◆ **What the task requires**: Go through the listing and pick out each line with the word "JSON" in it.

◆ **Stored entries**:
>> Begin

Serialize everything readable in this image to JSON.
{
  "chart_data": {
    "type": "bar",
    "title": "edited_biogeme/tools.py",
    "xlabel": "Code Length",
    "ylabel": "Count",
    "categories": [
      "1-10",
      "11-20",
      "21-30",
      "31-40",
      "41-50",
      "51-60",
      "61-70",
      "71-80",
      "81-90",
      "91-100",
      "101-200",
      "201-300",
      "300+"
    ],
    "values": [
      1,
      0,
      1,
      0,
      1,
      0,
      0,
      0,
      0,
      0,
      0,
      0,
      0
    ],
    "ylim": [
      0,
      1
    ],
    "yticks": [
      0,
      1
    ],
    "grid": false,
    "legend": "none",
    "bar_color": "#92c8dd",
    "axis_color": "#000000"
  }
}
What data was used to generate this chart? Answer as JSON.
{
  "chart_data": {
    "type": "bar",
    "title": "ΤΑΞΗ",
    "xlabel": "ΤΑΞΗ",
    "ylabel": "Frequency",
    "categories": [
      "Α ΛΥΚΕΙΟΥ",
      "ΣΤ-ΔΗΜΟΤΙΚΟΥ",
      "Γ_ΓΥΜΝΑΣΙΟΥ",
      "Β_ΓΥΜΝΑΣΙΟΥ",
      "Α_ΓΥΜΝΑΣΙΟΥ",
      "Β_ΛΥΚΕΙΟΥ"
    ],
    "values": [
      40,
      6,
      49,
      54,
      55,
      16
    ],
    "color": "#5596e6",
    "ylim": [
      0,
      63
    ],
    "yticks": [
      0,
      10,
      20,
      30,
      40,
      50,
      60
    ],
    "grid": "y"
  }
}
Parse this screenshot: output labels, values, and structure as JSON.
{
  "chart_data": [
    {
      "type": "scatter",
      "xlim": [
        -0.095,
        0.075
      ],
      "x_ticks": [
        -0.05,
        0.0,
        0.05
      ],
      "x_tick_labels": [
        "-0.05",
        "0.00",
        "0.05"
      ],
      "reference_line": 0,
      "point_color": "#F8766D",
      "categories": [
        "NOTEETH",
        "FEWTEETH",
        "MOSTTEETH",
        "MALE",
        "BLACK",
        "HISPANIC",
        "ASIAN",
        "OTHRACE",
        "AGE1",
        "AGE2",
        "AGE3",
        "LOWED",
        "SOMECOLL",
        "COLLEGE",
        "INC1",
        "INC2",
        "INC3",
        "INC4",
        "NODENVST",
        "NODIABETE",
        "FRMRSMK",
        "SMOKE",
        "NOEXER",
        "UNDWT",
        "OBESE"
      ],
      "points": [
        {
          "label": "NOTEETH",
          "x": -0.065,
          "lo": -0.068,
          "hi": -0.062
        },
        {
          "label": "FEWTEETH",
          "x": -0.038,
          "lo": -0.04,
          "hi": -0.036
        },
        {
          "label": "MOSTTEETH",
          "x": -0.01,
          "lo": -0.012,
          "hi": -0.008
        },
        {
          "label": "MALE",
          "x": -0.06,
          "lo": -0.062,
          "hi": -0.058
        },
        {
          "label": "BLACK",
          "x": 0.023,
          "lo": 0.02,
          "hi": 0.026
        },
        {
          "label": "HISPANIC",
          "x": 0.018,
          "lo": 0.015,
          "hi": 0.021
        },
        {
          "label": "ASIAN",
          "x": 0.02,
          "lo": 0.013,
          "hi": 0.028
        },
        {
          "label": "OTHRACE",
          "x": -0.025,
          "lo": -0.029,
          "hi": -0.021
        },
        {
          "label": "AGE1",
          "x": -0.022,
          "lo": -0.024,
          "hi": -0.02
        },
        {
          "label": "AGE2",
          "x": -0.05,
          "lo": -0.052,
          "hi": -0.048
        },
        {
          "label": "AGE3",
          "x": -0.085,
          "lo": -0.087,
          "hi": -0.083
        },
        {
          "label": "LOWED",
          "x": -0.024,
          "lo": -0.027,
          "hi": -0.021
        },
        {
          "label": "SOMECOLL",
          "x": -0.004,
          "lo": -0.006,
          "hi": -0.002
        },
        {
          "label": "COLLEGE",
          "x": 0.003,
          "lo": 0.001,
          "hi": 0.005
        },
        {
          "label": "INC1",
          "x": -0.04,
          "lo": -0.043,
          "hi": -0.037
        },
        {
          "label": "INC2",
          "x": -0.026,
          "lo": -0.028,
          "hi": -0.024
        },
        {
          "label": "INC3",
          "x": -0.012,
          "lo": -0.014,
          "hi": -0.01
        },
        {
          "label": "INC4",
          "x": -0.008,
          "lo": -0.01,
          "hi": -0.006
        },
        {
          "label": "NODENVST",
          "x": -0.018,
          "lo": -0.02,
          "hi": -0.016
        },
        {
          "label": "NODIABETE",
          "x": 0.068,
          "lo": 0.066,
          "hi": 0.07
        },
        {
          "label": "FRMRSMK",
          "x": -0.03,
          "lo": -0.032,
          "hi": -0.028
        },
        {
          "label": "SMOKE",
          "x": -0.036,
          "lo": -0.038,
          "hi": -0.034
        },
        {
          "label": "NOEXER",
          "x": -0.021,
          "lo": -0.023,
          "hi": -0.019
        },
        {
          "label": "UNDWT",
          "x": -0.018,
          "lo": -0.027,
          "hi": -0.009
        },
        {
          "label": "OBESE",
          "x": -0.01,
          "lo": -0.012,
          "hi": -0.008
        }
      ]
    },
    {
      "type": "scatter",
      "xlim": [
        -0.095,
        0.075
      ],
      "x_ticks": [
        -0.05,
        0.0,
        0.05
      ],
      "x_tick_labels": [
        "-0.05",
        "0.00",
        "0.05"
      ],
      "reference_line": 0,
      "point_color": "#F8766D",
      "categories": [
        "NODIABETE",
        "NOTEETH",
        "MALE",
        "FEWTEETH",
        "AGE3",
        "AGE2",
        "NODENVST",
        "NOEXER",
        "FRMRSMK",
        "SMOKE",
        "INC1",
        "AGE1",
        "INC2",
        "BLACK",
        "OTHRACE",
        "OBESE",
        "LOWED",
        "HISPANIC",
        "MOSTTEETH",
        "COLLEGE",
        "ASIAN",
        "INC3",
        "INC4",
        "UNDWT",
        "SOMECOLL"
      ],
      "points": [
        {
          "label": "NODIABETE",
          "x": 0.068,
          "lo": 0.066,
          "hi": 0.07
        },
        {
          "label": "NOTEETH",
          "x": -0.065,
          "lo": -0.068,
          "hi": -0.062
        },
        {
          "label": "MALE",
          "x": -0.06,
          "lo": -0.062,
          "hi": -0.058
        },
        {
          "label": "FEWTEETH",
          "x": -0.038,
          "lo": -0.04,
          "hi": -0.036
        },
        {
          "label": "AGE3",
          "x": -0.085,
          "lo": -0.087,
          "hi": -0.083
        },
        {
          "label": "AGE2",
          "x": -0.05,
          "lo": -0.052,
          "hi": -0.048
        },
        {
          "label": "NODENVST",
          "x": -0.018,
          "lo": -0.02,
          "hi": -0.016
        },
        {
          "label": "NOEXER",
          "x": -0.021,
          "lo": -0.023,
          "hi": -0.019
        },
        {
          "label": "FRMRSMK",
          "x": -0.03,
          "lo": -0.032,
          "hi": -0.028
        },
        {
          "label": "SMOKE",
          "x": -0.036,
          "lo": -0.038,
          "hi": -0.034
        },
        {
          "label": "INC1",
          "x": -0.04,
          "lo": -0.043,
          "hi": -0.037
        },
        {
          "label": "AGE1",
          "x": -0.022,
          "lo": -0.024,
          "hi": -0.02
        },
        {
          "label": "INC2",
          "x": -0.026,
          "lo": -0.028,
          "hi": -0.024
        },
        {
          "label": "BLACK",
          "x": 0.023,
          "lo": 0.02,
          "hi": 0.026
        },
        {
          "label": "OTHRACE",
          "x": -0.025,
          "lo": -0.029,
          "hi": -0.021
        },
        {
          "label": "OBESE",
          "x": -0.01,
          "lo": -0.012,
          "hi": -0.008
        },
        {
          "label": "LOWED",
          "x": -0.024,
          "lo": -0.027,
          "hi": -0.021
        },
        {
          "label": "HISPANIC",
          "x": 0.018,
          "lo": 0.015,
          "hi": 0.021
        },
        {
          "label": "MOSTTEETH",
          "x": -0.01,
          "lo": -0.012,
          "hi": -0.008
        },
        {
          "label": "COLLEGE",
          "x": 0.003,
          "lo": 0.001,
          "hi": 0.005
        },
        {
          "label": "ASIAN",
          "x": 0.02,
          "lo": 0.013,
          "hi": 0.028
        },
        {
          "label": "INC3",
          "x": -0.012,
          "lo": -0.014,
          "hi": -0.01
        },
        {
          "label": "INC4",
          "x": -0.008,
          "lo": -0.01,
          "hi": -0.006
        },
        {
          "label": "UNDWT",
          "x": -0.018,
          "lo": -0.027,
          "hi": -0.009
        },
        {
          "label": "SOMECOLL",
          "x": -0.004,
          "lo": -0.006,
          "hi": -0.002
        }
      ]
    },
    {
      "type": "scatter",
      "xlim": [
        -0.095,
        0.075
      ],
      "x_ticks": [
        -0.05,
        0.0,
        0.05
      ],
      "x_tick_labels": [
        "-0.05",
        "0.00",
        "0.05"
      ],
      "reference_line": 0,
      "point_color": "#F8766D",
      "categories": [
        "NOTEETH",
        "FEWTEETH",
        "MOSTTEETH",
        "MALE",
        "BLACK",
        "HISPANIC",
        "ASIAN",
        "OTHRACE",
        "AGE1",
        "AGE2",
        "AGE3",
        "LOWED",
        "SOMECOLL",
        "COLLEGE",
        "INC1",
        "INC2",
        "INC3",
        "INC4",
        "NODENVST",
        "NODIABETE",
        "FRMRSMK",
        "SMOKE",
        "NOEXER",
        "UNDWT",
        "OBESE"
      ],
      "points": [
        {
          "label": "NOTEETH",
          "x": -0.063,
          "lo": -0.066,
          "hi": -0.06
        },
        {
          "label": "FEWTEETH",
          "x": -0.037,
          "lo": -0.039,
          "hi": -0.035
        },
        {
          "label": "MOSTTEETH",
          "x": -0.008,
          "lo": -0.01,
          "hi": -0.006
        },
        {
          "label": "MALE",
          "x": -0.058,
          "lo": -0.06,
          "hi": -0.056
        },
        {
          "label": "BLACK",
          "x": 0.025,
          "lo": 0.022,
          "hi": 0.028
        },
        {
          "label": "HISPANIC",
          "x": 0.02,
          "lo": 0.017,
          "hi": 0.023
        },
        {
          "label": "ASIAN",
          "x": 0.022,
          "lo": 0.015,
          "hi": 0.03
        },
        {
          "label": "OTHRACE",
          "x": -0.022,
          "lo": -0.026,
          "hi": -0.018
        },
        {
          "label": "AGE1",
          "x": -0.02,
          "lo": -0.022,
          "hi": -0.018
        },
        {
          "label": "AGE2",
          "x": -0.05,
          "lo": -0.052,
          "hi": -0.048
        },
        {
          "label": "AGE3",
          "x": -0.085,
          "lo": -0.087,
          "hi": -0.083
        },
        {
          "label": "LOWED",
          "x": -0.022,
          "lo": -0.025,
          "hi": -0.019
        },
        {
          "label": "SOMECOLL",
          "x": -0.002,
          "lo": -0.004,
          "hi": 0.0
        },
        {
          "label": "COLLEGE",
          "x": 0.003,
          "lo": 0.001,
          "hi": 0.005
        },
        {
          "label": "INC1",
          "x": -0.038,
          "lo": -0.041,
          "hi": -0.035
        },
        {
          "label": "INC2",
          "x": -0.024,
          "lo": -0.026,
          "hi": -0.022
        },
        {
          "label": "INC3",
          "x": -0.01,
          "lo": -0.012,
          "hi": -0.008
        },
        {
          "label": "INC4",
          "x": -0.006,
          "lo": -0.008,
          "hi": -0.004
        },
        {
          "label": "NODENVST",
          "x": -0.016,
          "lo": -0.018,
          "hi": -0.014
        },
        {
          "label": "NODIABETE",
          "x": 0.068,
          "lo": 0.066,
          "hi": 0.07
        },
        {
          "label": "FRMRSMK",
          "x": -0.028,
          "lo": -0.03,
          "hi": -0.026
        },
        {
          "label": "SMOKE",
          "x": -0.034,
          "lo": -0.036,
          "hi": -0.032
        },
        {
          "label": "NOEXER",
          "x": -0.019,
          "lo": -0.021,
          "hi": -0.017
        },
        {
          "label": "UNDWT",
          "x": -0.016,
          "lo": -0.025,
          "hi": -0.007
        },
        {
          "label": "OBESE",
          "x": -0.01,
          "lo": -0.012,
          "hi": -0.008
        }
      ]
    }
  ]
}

>> End

◆ **Exercise solution**:
Serialize everything readable in this image to JSON.
What data was used to generate this chart? Answer as JSON.
Parse this screenshot: output labels, values, and structure as JSON.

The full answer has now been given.